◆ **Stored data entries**
>>>
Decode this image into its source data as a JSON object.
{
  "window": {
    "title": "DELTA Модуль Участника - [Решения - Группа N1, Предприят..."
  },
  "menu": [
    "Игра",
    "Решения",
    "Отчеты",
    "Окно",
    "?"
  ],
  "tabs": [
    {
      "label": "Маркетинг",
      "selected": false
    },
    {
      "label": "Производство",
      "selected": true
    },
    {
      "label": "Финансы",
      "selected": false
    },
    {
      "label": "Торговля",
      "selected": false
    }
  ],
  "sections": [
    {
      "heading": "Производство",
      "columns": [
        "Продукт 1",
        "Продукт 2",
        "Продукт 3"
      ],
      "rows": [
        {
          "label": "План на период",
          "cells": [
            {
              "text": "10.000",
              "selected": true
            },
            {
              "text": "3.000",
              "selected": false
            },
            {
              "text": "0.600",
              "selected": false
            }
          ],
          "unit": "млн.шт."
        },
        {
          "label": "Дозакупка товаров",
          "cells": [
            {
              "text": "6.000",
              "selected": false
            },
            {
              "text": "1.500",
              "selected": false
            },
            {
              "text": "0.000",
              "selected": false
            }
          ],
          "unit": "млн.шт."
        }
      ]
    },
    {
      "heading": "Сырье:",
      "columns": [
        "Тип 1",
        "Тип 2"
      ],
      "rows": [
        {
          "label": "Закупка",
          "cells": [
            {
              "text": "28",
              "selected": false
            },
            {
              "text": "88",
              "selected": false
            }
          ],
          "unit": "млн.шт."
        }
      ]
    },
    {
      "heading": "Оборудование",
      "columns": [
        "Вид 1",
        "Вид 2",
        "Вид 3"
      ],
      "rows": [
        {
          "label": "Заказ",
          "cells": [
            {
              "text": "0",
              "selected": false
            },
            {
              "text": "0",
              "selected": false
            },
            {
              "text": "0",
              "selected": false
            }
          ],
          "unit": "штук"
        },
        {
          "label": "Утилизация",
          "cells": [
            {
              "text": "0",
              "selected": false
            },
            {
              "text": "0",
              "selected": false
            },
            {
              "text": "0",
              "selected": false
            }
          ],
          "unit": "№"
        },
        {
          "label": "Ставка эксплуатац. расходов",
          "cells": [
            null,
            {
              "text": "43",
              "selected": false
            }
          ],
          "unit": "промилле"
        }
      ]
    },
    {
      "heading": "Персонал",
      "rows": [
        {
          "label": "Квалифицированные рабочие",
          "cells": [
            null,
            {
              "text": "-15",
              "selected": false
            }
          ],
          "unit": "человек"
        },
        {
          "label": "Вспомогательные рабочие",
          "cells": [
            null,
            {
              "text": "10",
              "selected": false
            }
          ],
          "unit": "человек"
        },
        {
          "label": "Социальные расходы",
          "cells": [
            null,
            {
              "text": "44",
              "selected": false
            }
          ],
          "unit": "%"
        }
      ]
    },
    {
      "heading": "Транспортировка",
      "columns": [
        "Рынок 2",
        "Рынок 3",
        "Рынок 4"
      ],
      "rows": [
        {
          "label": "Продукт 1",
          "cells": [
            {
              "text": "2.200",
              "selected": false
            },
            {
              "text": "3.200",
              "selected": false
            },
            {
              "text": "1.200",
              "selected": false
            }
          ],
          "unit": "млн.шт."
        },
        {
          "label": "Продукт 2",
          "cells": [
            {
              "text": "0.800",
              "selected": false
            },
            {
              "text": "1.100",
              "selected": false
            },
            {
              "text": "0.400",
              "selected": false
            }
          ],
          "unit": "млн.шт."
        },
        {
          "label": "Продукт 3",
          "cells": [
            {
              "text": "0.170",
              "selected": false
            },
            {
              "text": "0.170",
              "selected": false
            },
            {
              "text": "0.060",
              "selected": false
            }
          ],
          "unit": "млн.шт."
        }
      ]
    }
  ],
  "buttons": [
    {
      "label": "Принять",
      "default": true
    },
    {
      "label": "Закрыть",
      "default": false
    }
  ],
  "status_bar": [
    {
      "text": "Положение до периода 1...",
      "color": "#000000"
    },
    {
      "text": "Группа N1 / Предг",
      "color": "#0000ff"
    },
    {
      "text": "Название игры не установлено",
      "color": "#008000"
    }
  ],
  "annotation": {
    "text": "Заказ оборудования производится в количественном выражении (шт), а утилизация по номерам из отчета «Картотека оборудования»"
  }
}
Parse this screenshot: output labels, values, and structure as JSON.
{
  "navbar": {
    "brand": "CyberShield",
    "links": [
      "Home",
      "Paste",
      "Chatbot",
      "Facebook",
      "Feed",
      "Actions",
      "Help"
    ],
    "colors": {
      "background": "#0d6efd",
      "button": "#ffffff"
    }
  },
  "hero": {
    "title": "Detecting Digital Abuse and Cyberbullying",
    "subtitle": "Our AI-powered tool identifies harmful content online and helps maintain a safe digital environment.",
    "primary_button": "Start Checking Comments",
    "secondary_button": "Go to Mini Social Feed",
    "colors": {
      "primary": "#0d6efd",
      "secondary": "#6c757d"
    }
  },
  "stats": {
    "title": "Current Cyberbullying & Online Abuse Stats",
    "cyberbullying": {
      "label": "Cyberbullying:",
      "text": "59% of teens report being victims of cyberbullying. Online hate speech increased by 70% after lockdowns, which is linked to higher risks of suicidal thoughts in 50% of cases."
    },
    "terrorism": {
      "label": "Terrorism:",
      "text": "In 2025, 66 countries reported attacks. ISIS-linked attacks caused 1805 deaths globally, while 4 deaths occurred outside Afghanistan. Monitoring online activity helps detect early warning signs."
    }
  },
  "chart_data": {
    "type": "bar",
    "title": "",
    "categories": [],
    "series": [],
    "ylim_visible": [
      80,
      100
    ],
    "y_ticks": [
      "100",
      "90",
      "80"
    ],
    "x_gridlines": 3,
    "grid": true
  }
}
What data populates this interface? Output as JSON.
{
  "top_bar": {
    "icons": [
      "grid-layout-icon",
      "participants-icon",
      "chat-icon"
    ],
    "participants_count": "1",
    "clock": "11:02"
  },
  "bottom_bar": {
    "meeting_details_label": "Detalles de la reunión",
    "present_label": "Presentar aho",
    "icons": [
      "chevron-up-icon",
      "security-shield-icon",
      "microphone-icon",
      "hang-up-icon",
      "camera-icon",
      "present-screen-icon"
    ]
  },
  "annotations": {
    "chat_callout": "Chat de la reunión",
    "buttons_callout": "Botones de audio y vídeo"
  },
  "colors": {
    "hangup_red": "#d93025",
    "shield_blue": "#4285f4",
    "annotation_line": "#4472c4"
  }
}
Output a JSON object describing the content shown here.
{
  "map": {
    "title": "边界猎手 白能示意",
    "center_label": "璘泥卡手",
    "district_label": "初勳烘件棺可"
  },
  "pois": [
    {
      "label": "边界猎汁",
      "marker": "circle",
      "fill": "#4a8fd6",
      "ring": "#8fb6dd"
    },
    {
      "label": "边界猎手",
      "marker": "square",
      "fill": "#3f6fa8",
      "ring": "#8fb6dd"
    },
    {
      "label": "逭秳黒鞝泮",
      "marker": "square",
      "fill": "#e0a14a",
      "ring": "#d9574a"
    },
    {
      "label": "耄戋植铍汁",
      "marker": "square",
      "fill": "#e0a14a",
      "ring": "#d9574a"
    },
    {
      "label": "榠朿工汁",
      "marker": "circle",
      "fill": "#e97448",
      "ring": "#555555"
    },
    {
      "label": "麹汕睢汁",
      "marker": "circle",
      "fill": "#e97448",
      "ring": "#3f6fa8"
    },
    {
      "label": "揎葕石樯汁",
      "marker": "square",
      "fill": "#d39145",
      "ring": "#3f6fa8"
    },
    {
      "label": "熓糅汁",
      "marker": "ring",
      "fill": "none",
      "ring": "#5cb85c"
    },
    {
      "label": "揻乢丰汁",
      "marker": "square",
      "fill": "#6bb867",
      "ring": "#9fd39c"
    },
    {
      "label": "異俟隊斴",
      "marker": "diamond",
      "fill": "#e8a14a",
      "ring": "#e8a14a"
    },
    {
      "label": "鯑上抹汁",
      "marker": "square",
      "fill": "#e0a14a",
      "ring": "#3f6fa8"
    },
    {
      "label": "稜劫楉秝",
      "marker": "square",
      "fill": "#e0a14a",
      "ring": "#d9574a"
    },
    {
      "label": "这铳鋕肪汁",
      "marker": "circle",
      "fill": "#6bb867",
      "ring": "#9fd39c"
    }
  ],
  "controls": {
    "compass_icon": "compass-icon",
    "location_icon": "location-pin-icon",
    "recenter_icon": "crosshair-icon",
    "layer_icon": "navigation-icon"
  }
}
<<<
◆ **STATED GOAL**
Tally up the lines with the word "Заказ" in them, and answer with that number by itself.

◆ **EXERCISE RESULT**
2